◆ **What you need to do**
Report all lines from the entries below in which "PREFEITURA" appears.

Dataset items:
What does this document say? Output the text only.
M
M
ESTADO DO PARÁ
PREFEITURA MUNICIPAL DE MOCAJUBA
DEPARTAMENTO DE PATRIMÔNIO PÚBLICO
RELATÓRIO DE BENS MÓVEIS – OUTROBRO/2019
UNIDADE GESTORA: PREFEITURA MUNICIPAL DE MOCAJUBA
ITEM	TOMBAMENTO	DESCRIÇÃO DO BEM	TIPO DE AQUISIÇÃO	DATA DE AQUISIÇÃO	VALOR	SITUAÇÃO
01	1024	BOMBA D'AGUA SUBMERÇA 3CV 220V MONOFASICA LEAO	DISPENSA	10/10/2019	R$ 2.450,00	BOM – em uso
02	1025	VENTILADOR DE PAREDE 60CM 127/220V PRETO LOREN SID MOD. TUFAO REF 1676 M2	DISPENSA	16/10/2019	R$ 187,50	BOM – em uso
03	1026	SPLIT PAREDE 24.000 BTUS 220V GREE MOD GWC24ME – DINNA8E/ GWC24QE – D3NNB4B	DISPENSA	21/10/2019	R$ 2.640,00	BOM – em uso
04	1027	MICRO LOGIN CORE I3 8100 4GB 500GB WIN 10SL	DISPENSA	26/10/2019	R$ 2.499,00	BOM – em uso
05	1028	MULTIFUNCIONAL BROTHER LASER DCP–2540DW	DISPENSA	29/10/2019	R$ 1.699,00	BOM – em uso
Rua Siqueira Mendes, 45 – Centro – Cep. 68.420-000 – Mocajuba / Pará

◆ **Answer for the task**
PREFEITURA MUNICIPAL DE MOCAJUBA
UNIDADE GESTORA: PREFEITURA MUNICIPAL DE MOCAJUBA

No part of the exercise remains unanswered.